• **Given exercise**
In the data below, find the line with "What data populates" and output it along with every later line, exactly, but not the pictures.
## BEGIN Information supplied
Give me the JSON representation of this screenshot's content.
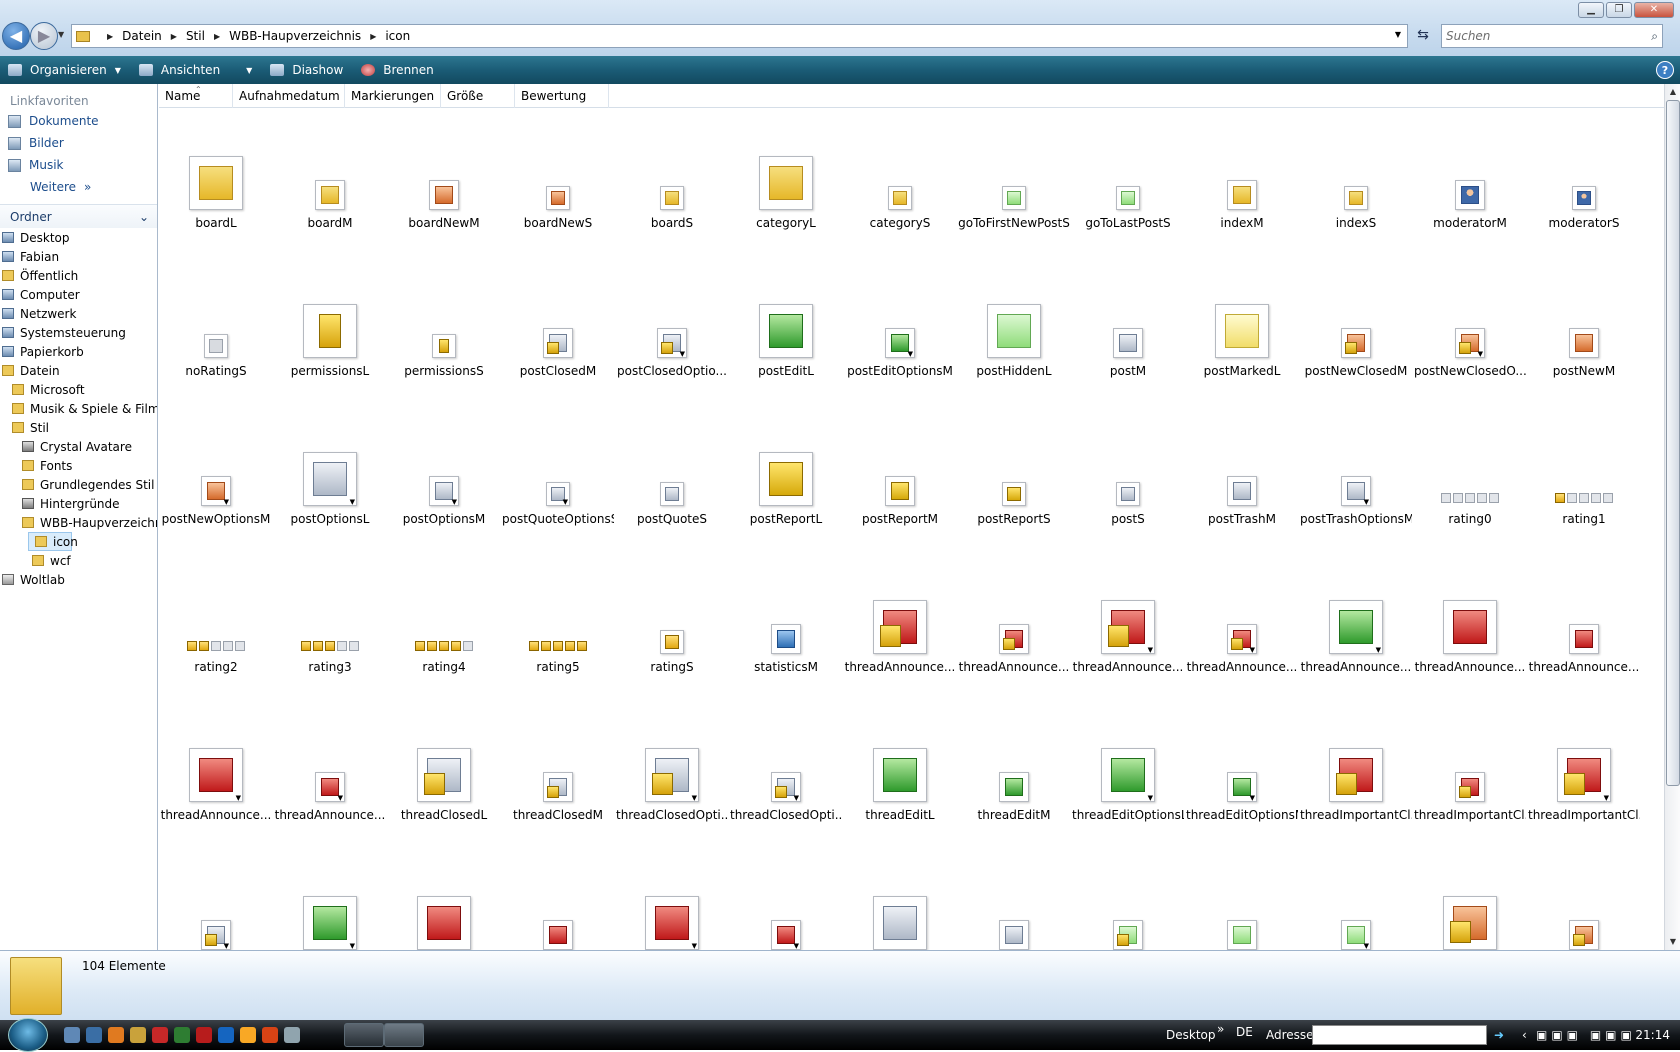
{
  "window": {
    "controls": [
      "minimize",
      "maximize",
      "close"
    ]
  },
  "address": {
    "crumbs": [
      "Datein",
      "Stil",
      "WBB-Haupverzeichnis",
      "icon"
    ],
    "search_placeholder": "Suchen"
  },
  "toolbar": {
    "organize": "Organisieren",
    "views": "Ansichten",
    "slideshow": "Diashow",
    "burn": "Brennen",
    "help": "?"
  },
  "navpane": {
    "favorites_header": "Linkfavoriten",
    "favorites": [
      "Dokumente",
      "Bilder",
      "Musik"
    ],
    "more": "Weitere",
    "folders_header": "Ordner",
    "tree": [
      {
        "label": "Desktop",
        "level": 0,
        "icon": "sys"
      },
      {
        "label": "Fabian",
        "level": 0,
        "icon": "sys"
      },
      {
        "label": "Öffentlich",
        "level": 0,
        "icon": "fold"
      },
      {
        "label": "Computer",
        "level": 0,
        "icon": "sys"
      },
      {
        "label": "Netzwerk",
        "level": 0,
        "icon": "sys"
      },
      {
        "label": "Systemsteuerung",
        "level": 0,
        "icon": "sys"
      },
      {
        "label": "Papierkorb",
        "level": 0,
        "icon": "sys"
      },
      {
        "label": "Datein",
        "level": 0,
        "icon": "fold"
      },
      {
        "label": "Microsoft",
        "level": 1,
        "icon": "fold"
      },
      {
        "label": "Musik & Spiele & Film",
        "level": 1,
        "icon": "fold"
      },
      {
        "label": "Stil",
        "level": 1,
        "icon": "fold"
      },
      {
        "label": "Crystal Avatare",
        "level": 2,
        "icon": "cam"
      },
      {
        "label": "Fonts",
        "level": 2,
        "icon": "fold"
      },
      {
        "label": "Grundlegendes Stil",
        "level": 2,
        "icon": "fold"
      },
      {
        "label": "Hintergründe",
        "level": 2,
        "icon": "cam"
      },
      {
        "label": "WBB-Haupverzeichnis",
        "level": 2,
        "icon": "fold"
      },
      {
        "label": "icon",
        "level": 3,
        "icon": "fold",
        "selected": true
      },
      {
        "label": "wcf",
        "level": 3,
        "icon": "fold"
      },
      {
        "label": "Woltlab",
        "level": 0,
        "icon": "drv"
      }
    ]
  },
  "columns": [
    "Name",
    "Aufnahmedatum",
    "Markierungen",
    "Größe",
    "Bewertung"
  ],
  "items": [
    {
      "name": "boardL",
      "size": "L",
      "glyph": "folder"
    },
    {
      "name": "boardM",
      "size": "M",
      "glyph": "folder"
    },
    {
      "name": "boardNewM",
      "size": "M",
      "glyph": "newb"
    },
    {
      "name": "boardNewS",
      "size": "S",
      "glyph": "newb"
    },
    {
      "name": "boardS",
      "size": "S",
      "glyph": "folder"
    },
    {
      "name": "categoryL",
      "size": "L",
      "glyph": "folder"
    },
    {
      "name": "categoryS",
      "size": "S",
      "glyph": "folder"
    },
    {
      "name": "goToFirstNewPostS",
      "size": "S",
      "glyph": "hidden"
    },
    {
      "name": "goToLastPostS",
      "size": "S",
      "glyph": "hidden"
    },
    {
      "name": "indexM",
      "size": "M",
      "glyph": "folder"
    },
    {
      "name": "indexS",
      "size": "S",
      "glyph": "folder"
    },
    {
      "name": "moderatorM",
      "size": "M",
      "glyph": "user"
    },
    {
      "name": "moderatorS",
      "size": "S",
      "glyph": "user"
    },
    {
      "name": "noRatingS",
      "size": "S",
      "glyph": "gray"
    },
    {
      "name": "permissionsL",
      "size": "L",
      "glyph": "key"
    },
    {
      "name": "permissionsS",
      "size": "S",
      "glyph": "key"
    },
    {
      "name": "postClosedM",
      "size": "M",
      "glyph": "post",
      "lock": true
    },
    {
      "name": "postClosedOptio...",
      "size": "M",
      "glyph": "post",
      "lock": true,
      "dd": true
    },
    {
      "name": "postEditL",
      "size": "L",
      "glyph": "edit"
    },
    {
      "name": "postEditOptionsM",
      "size": "M",
      "glyph": "edit",
      "dd": true
    },
    {
      "name": "postHiddenL",
      "size": "L",
      "glyph": "hidden"
    },
    {
      "name": "postM",
      "size": "M",
      "glyph": "post"
    },
    {
      "name": "postMarkedL",
      "size": "L",
      "glyph": "marked"
    },
    {
      "name": "postNewClosedM",
      "size": "M",
      "glyph": "newb",
      "lock": true
    },
    {
      "name": "postNewClosedO...",
      "size": "M",
      "glyph": "newb",
      "lock": true,
      "dd": true
    },
    {
      "name": "postNewM",
      "size": "M",
      "glyph": "newb"
    },
    {
      "name": "postNewOptionsM",
      "size": "M",
      "glyph": "newb",
      "dd": true
    },
    {
      "name": "postOptionsL",
      "size": "L",
      "glyph": "post",
      "dd": true
    },
    {
      "name": "postOptionsM",
      "size": "M",
      "glyph": "post",
      "dd": true
    },
    {
      "name": "postQuoteOptionsS",
      "size": "S",
      "glyph": "post",
      "dd": true
    },
    {
      "name": "postQuoteS",
      "size": "S",
      "glyph": "post"
    },
    {
      "name": "postReportL",
      "size": "L",
      "glyph": "report"
    },
    {
      "name": "postReportM",
      "size": "M",
      "glyph": "report"
    },
    {
      "name": "postReportS",
      "size": "S",
      "glyph": "report"
    },
    {
      "name": "postS",
      "size": "S",
      "glyph": "post"
    },
    {
      "name": "postTrashM",
      "size": "M",
      "glyph": "post"
    },
    {
      "name": "postTrashOptionsM",
      "size": "M",
      "glyph": "post",
      "dd": true
    },
    {
      "name": "rating0",
      "size": "R",
      "stars": 0
    },
    {
      "name": "rating1",
      "size": "R",
      "stars": 1
    },
    {
      "name": "rating2",
      "size": "R",
      "stars": 2
    },
    {
      "name": "rating3",
      "size": "R",
      "stars": 3
    },
    {
      "name": "rating4",
      "size": "R",
      "stars": 4
    },
    {
      "name": "rating5",
      "size": "R",
      "stars": 5
    },
    {
      "name": "ratingS",
      "size": "S",
      "glyph": "star"
    },
    {
      "name": "statisticsM",
      "size": "M",
      "glyph": "stat"
    },
    {
      "name": "threadAnnounce...",
      "size": "L",
      "glyph": "red",
      "lock": true
    },
    {
      "name": "threadAnnounce...",
      "size": "M",
      "glyph": "red",
      "lock": true
    },
    {
      "name": "threadAnnounce...",
      "size": "L",
      "glyph": "red",
      "lock": true,
      "dd": true
    },
    {
      "name": "threadAnnounce...",
      "size": "M",
      "glyph": "red",
      "lock": true,
      "dd": true
    },
    {
      "name": "threadAnnounce...",
      "size": "L",
      "glyph": "edit",
      "dd": true
    },
    {
      "name": "threadAnnounce...",
      "size": "L",
      "glyph": "red"
    },
    {
      "name": "threadAnnounce...",
      "size": "M",
      "glyph": "red"
    },
    {
      "name": "threadAnnounce...",
      "size": "L",
      "glyph": "red",
      "dd": true
    },
    {
      "name": "threadAnnounce...",
      "size": "M",
      "glyph": "red",
      "dd": true
    },
    {
      "name": "threadClosedL",
      "size": "L",
      "glyph": "post",
      "lock": true
    },
    {
      "name": "threadClosedM",
      "size": "M",
      "glyph": "post",
      "lock": true
    },
    {
      "name": "threadClosedOpti...",
      "size": "L",
      "glyph": "post",
      "lock": true,
      "dd": true
    },
    {
      "name": "threadClosedOpti...",
      "size": "M",
      "glyph": "post",
      "lock": true,
      "dd": true
    },
    {
      "name": "threadEditL",
      "size": "L",
      "glyph": "edit"
    },
    {
      "name": "threadEditM",
      "size": "M",
      "glyph": "edit"
    },
    {
      "name": "threadEditOptionsL",
      "size": "L",
      "glyph": "edit",
      "dd": true
    },
    {
      "name": "threadEditOptionsM",
      "size": "M",
      "glyph": "edit",
      "dd": true
    },
    {
      "name": "threadImportantCl...",
      "size": "L",
      "glyph": "red",
      "lock": true
    },
    {
      "name": "threadImportantCl...",
      "size": "M",
      "glyph": "red",
      "lock": true
    },
    {
      "name": "threadImportantCl...",
      "size": "L",
      "glyph": "red",
      "lock": true,
      "dd": true
    },
    {
      "name": "",
      "size": "M",
      "glyph": "post",
      "lock": true,
      "dd": true
    },
    {
      "name": "",
      "size": "L",
      "glyph": "edit",
      "dd": true
    },
    {
      "name": "",
      "size": "L",
      "glyph": "red"
    },
    {
      "name": "",
      "size": "M",
      "glyph": "red"
    },
    {
      "name": "",
      "size": "L",
      "glyph": "red",
      "dd": true
    },
    {
      "name": "",
      "size": "M",
      "glyph": "red",
      "dd": true
    },
    {
      "name": "",
      "size": "L",
      "glyph": "post"
    },
    {
      "name": "",
      "size": "M",
      "glyph": "post"
    },
    {
      "name": "",
      "size": "M",
      "glyph": "hidden",
      "lock": true
    },
    {
      "name": "",
      "size": "M",
      "glyph": "hidden"
    },
    {
      "name": "",
      "size": "M",
      "glyph": "hidden",
      "dd": true
    },
    {
      "name": "",
      "size": "L",
      "glyph": "newb",
      "lock": true
    },
    {
      "name": "",
      "size": "M",
      "glyph": "newb",
      "lock": true
    }
  ],
  "status": {
    "count": "104 Elemente"
  },
  "taskbar": {
    "desktop": "Desktop",
    "lang": "DE",
    "address_label": "Adresse",
    "chevron": "»",
    "clock": "21:14"
  }
}
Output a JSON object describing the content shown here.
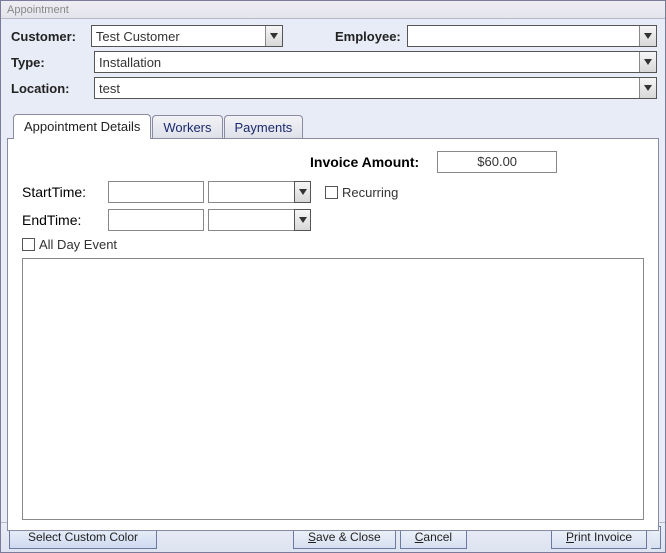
{
  "window": {
    "title": "Appointment"
  },
  "form": {
    "customer_label": "Customer:",
    "customer_value": "Test Customer",
    "employee_label": "Employee:",
    "employee_value": "",
    "type_label": "Type:",
    "type_value": "Installation",
    "location_label": "Location:",
    "location_value": "test"
  },
  "tabs": {
    "t0": "Appointment Details",
    "t1": "Workers",
    "t2": "Payments"
  },
  "details": {
    "invoice_label": "Invoice Amount:",
    "invoice_value": "$60.00",
    "start_label": "StartTime:",
    "start_time": "",
    "start_date": "",
    "end_label": "EndTime:",
    "end_time": "",
    "end_date": "",
    "recurring_label": "Recurring",
    "allday_label": "All Day Event",
    "notes": ""
  },
  "buttons": {
    "select_color": "Select Custom Color",
    "save_close": "Save & Close",
    "cancel": "Cancel",
    "print_invoice": "Print Invoice"
  }
}
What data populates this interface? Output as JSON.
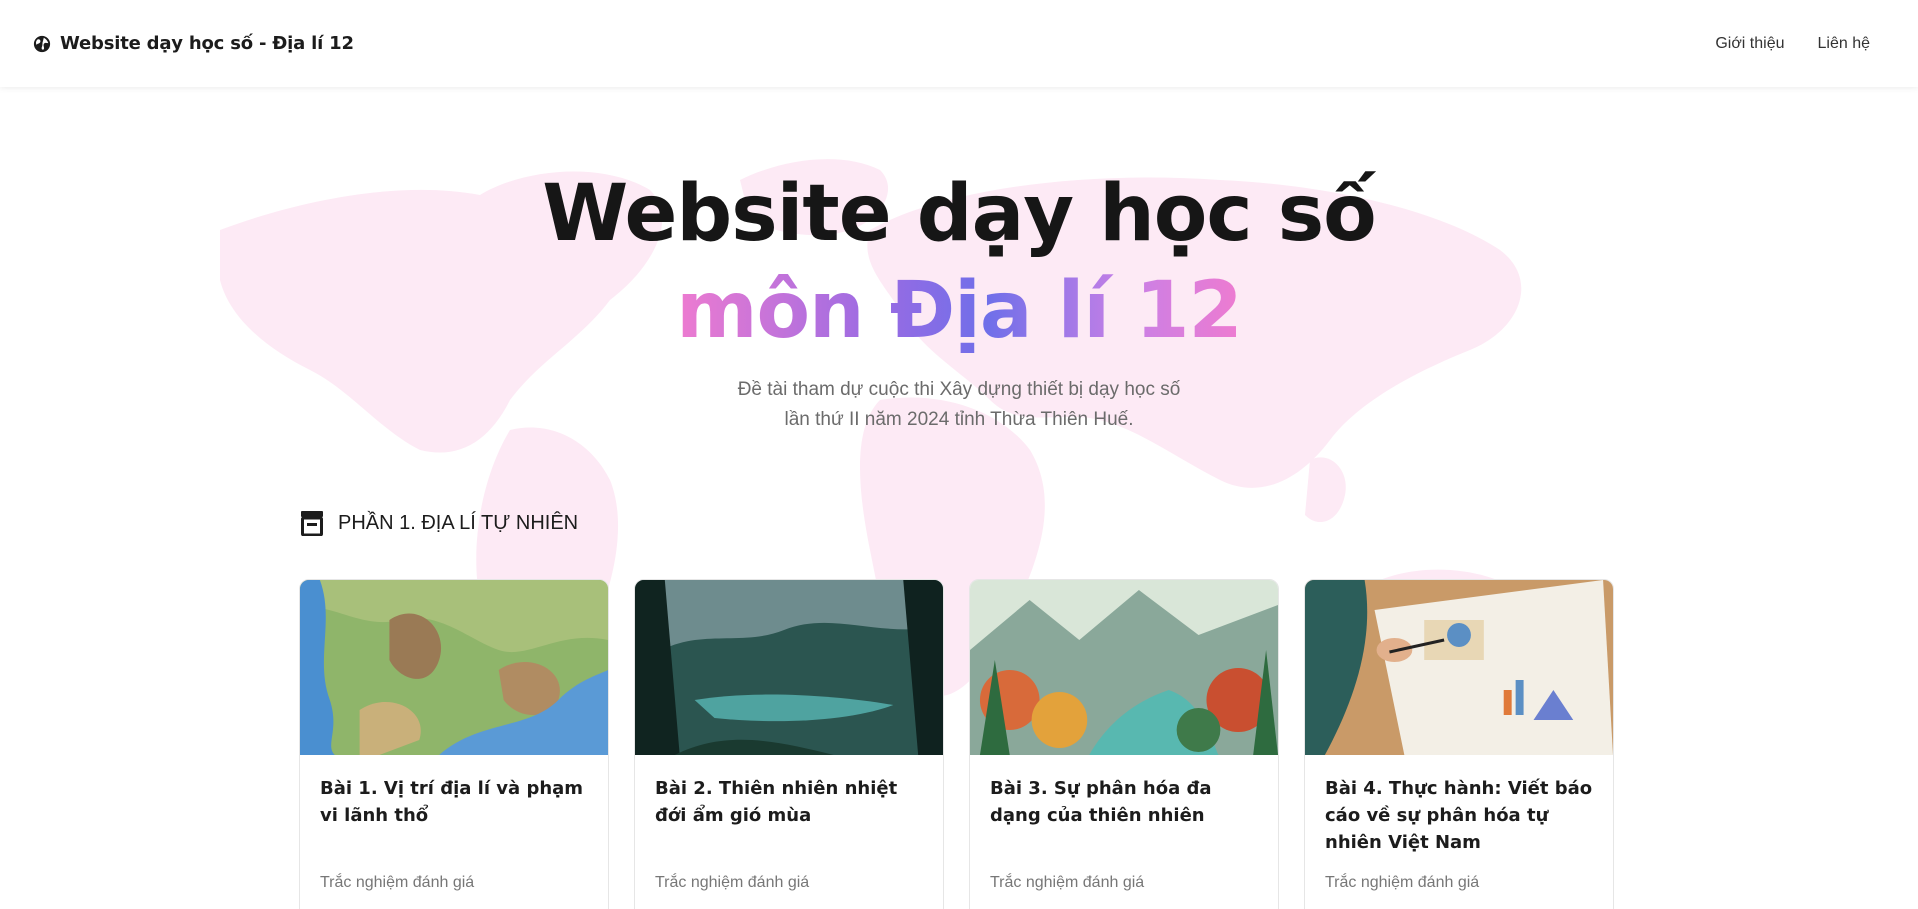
{
  "header": {
    "brand_title": "Website dạy học số - Địa lí 12",
    "nav": [
      {
        "label": "Giới thiệu"
      },
      {
        "label": "Liên hệ"
      }
    ]
  },
  "hero": {
    "line1": "Website dạy học số",
    "line2": "môn Địa lí 12",
    "subtitle_line1": "Đề tài tham dự cuộc thi Xây dựng thiết bị dạy học số",
    "subtitle_line2": "lần thứ II năm 2024 tỉnh Thừa Thiên Huế."
  },
  "section": {
    "title": "PHẦN 1. ĐỊA LÍ TỰ NHIÊN",
    "icon": "archive-box-icon"
  },
  "cards": [
    {
      "title": "Bài 1. Vị trí địa lí và phạm vi lãnh thổ",
      "link": "Trắc nghiệm đánh giá",
      "image": "topographic-map"
    },
    {
      "title": "Bài 2. Thiên nhiên nhiệt đới ẩm gió mùa",
      "link": "Trắc nghiệm đánh giá",
      "image": "tropical-rainforest-river"
    },
    {
      "title": "Bài 3. Sự phân hóa đa dạng của thiên nhiên",
      "link": "Trắc nghiệm đánh giá",
      "image": "colorful-forest-valley"
    },
    {
      "title": "Bài 4. Thực hành: Viết báo cáo về sự phân hóa tự nhiên Việt Nam",
      "link": "Trắc nghiệm đánh giá",
      "image": "person-writing-report"
    }
  ],
  "colors": {
    "gradient_pink": "#ee7bd0",
    "gradient_purple": "#9b6be3",
    "gradient_indigo": "#6f6fe9",
    "map_tint": "#fde8f4"
  }
}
## END Information supplied
• **Reply**
What data populates this interface? Output as JSON.
{
  "header": {
    "brand_title": "Website dạy học số - Địa lí 12",
    "nav": [
      {
        "label": "Giới thiệu"
      },
      {
        "label": "Liên hệ"
      }
    ]
  },
  "hero": {
    "line1": "Website dạy học số",
    "line2": "môn Địa lí 12",
    "subtitle_line1": "Đề tài tham dự cuộc thi Xây dựng thiết bị dạy học số",
    "subtitle_line2": "lần thứ II năm 2024 tỉnh Thừa Thiên Huế."
  },
  "section": {
    "title": "PHẦN 1. ĐỊA LÍ TỰ NHIÊN",
    "icon": "archive-box-icon"
  },
  "cards": [
    {
      "title": "Bài 1. Vị trí địa lí và phạm vi lãnh thổ",
      "link": "Trắc nghiệm đánh giá",
      "image": "topographic-map"
    },
    {
      "title": "Bài 2. Thiên nhiên nhiệt đới ẩm gió mùa",
      "link": "Trắc nghiệm đánh giá",
      "image": "tropical-rainforest-river"
    },
    {
      "title": "Bài 3. Sự phân hóa đa dạng của thiên nhiên",
      "link": "Trắc nghiệm đánh giá",
      "image": "colorful-forest-valley"
    },
    {
      "title": "Bài 4. Thực hành: Viết báo cáo về sự phân hóa tự nhiên Việt Nam",
      "link": "Trắc nghiệm đánh giá",
      "image": "person-writing-report"
    }
  ],
  "colors": {
    "gradient_pink": "#ee7bd0",
    "gradient_purple": "#9b6be3",
    "gradient_indigo": "#6f6fe9",
    "map_tint": "#fde8f4"
  }
}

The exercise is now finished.